G1を3連勝中のジャスティファイ産駒シティオブトロイ 【Photo by Getty Images】
フィアースネス以外のアメリカ勢ももちろん強力で、日本勢との比較ではKYダービーでフォーエバーヤングと叩き合ったシエラレオーネ、サウジCとドバイWCでウシュバテソーロと互角のセニョールバスカドールが気になるところ。両馬とも春以降に勝てていないものの、追い込み脚質で展開に左右される影響が大きく酌量の余地はある。それでも、シエラレオーネはKYダービー以降の3戦とも3着以内を確保し、セニョールバスカドールもドバイからの帰国初戦(1400m)を含めデルマー競馬場でのレース経験が豊富。最強の相手関係で流れが厳しくなる今回は勝ち負けに絡んでも不思議はない。
枠順抽選後に主催者が発表した想定オッズではネクストの評価が高めだが、ダートのステイヤーというアメリカでは異色の存在。直近7連勝で2着につけた着差は合計91馬身以上とワンサイドではあるものの、相手関係が大幅に強化してペースも上がる今回は試金石だろう。
ハイランドフォールズとアーサーズライド、タピットトライス、ピレニーズは9月のジョッキークラブGCで直接対決し、2番手追走のハイランドフォールズが並ぶように先行したアーサーズライド、3番手のタピットトライスを蹴散らして4馬身差の完勝。2着のピレニーズはさらに後ろからで展開の利があった。3月のサンタアニタHではニューゲートに敗れたが、当時のハイランドフォールズは二の足がつかず最後方からのレース。これらの馬たちは7番人気以下の評価だが、ハイランドフォールズはジョッキークラブGCのように先行し、フィアースネスにプレッシャーをかけられるようなら勝機がめぐってくることも。

[課題] アメリカ勢の有力馬を論じた上の抜粋文を、最初から最後まで一字も変えずにもう一度書き出してください。

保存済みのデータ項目
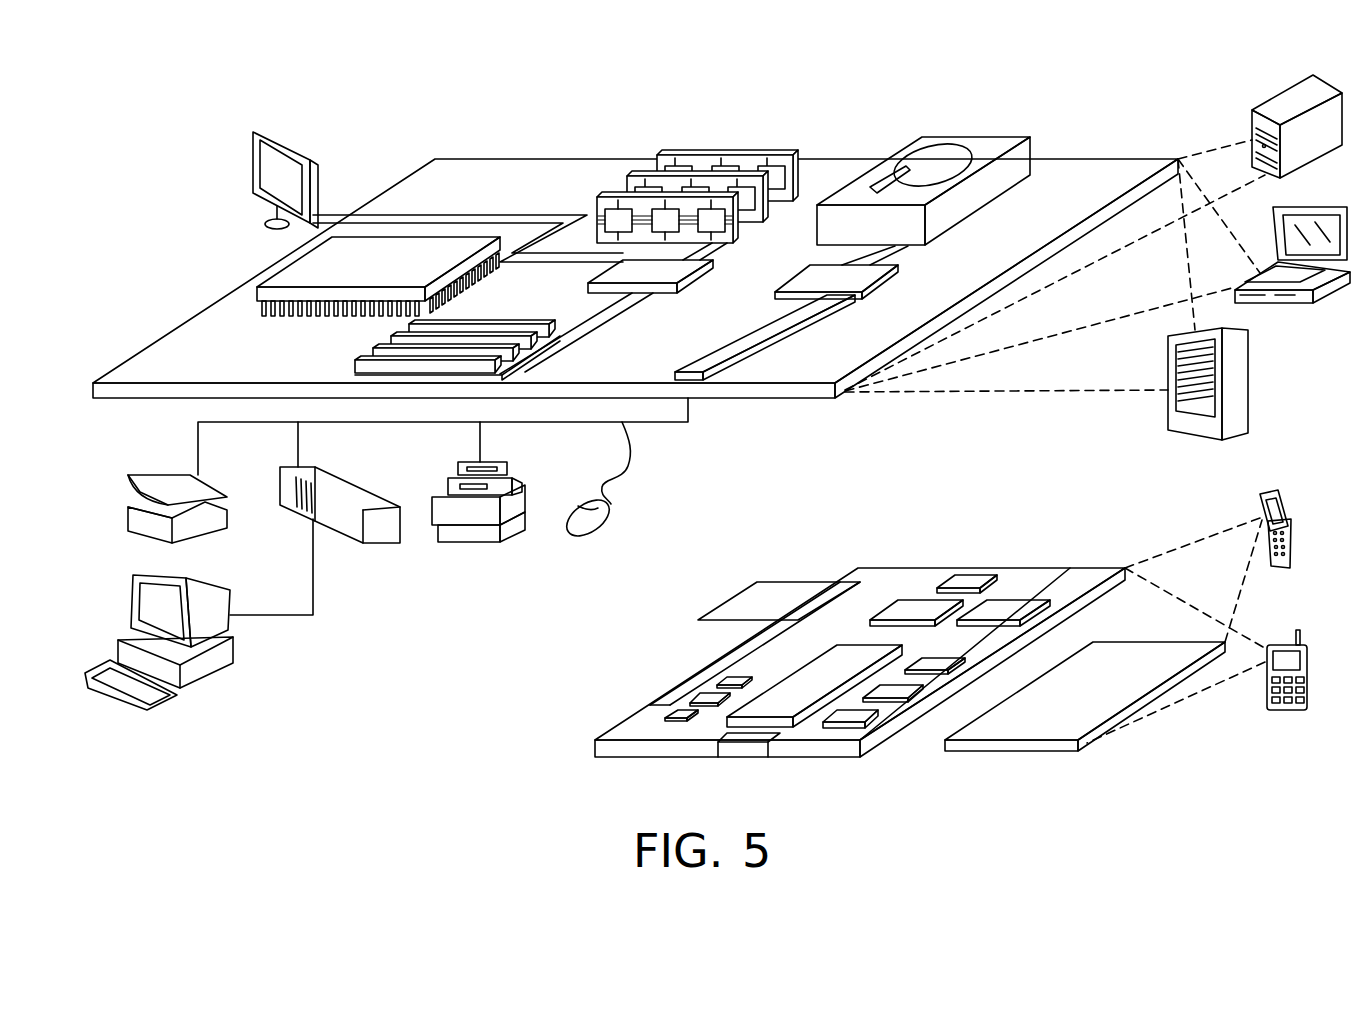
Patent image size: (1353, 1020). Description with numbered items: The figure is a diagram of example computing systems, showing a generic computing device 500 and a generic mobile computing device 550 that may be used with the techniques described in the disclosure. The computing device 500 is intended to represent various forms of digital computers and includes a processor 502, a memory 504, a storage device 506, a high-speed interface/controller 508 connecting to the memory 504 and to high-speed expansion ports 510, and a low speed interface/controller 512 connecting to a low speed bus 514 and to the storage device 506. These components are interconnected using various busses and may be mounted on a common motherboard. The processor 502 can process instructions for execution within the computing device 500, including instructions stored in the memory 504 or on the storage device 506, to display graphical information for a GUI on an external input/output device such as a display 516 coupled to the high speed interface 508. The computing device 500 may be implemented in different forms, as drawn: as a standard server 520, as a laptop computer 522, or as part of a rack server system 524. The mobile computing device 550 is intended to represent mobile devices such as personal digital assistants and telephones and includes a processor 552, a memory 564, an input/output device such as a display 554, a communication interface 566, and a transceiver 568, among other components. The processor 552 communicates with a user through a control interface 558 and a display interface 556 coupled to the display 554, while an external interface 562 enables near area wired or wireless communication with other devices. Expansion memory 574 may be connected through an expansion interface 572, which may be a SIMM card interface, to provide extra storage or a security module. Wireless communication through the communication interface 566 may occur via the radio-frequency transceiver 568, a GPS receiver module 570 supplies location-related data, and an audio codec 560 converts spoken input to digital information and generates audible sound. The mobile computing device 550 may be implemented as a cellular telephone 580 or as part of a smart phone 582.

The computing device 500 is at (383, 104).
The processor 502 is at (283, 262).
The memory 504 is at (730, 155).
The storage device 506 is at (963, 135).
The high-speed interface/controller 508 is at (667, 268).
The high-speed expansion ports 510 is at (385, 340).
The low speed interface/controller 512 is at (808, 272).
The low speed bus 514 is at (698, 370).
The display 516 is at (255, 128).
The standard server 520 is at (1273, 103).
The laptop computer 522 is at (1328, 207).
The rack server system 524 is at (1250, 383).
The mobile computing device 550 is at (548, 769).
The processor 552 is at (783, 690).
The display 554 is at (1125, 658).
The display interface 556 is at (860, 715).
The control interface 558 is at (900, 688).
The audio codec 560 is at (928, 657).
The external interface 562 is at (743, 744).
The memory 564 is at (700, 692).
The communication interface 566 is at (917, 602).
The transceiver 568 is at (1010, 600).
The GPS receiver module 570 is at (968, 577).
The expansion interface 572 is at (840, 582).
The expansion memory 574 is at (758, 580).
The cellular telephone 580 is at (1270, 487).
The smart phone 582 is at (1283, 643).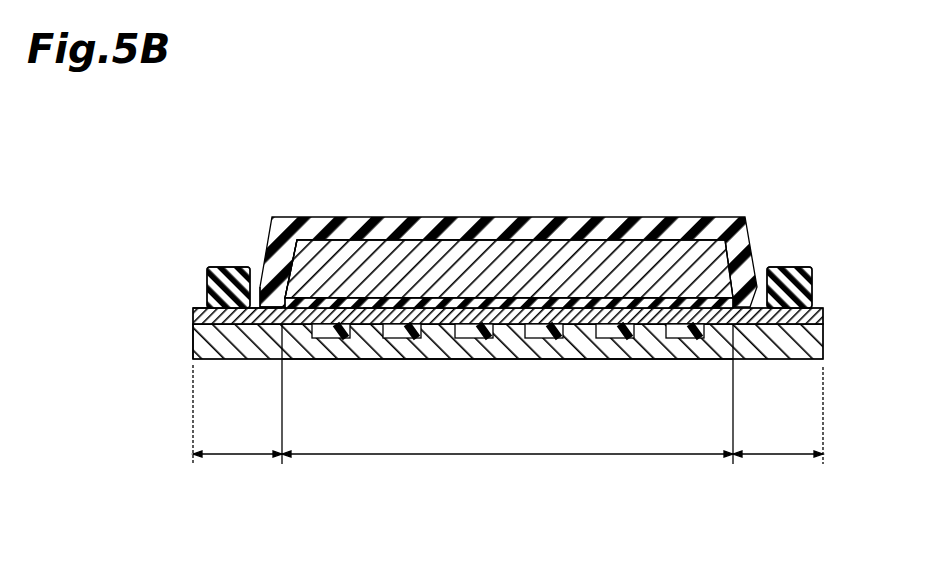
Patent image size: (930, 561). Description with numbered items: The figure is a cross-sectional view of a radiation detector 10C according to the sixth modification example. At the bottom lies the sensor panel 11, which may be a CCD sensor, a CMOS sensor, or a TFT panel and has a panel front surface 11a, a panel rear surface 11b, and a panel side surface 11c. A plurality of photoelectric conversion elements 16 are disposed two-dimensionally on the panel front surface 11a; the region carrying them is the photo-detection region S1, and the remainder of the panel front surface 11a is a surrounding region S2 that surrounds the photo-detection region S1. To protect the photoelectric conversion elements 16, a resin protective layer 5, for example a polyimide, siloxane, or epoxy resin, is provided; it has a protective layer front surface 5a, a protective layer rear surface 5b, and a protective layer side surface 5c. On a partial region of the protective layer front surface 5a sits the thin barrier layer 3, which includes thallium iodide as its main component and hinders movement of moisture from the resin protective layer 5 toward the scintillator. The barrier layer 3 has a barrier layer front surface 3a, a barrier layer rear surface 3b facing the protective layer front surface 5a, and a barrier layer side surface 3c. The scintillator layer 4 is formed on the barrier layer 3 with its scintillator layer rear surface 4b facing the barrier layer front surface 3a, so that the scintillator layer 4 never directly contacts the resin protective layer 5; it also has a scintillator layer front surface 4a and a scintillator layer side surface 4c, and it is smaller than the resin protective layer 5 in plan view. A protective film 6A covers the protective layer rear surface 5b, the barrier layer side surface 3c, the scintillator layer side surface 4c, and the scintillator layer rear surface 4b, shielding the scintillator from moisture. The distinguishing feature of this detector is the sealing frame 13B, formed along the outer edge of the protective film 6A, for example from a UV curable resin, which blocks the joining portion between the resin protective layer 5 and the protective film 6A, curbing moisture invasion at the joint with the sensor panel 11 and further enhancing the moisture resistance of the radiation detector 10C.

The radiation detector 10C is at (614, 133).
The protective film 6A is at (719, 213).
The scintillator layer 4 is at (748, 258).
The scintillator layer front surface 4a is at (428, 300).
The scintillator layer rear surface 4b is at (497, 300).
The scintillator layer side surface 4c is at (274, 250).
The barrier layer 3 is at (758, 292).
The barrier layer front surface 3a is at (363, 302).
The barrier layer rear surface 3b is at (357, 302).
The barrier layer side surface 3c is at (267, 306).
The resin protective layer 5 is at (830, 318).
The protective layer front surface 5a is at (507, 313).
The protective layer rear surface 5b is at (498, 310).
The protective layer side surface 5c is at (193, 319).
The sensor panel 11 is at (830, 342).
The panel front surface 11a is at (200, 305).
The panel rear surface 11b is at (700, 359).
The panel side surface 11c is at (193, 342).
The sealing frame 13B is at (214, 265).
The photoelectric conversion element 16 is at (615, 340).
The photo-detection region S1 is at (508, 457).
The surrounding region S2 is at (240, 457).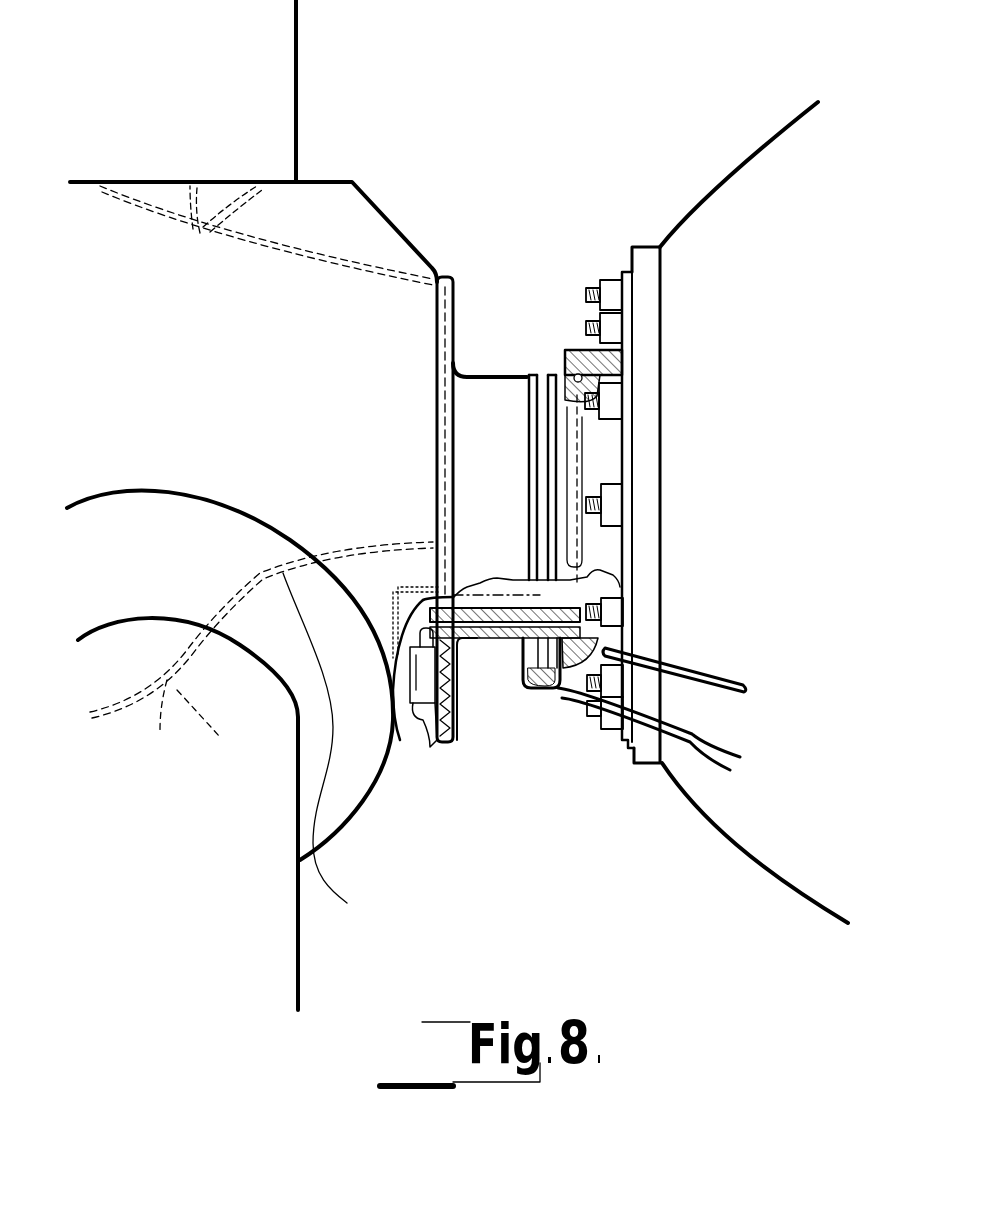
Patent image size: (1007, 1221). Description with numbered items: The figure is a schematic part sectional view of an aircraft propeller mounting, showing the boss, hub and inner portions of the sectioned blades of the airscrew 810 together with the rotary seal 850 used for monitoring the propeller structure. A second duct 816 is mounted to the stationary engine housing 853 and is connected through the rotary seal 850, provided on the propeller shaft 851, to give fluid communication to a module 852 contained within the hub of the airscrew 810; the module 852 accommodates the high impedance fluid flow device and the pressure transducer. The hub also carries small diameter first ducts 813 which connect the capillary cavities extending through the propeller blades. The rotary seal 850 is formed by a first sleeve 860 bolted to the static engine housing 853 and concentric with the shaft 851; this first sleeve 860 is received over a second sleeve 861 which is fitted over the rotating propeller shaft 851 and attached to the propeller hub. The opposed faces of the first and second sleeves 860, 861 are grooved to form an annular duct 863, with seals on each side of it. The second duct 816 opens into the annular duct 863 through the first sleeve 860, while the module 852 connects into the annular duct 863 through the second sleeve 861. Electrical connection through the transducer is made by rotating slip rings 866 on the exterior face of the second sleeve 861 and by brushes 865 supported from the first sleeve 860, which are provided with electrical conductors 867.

[この問題の解答]
G1を3連勝中のジャスティファイ産駒シティオブトロイ 【Photo by Getty Images】
フィアースネス以外のアメリカ勢ももちろん強力で、日本勢との比較ではKYダービーでフォーエバーヤングと叩き合ったシエラレオーネ、サウジCとドバイWCでウシュバテソーロと互角のセニョールバスカドールが気になるところ。両馬とも春以降に勝てていないものの、追い込み脚質で展開に左右される影響が大きく酌量の余地はある。それでも、シエラレオーネはKYダービー以降の3戦とも3着以内を確保し、セニョールバスカドールもドバイからの帰国初戦(1400m)を含めデルマー競馬場でのレース経験が豊富。最強の相手関係で流れが厳しくなる今回は勝ち負けに絡んでも不思議はない。
枠順抽選後に主催者が発表した想定オッズではネクストの評価が高めだが、ダートのステイヤーというアメリカでは異色の存在。直近7連勝で2着につけた着差は合計91馬身以上とワンサイドではあるものの、相手関係が大幅に強化してペースも上がる今回は試金石だろう。
ハイランドフォールズとアーサーズライド、タピットトライス、ピレニーズは9月のジョッキークラブGCで直接対決し、2番手追走のハイランドフォールズが並ぶように先行したアーサーズライド、3番手のタピットトライスを蹴散らして4馬身差の完勝。2着のピレニーズはさらに後ろからで展開の利があった。3月のサンタアニタHではニューゲートに敗れたが、当時のハイランドフォールズは二の足がつかず最後方からのレース。これらの馬たちは7番人気以下の評価だが、ハイランドフォールズはジョッキークラブGCのように先行し、フィアースネスにプレッシャーをかけられるようなら勝機がめぐってくることも。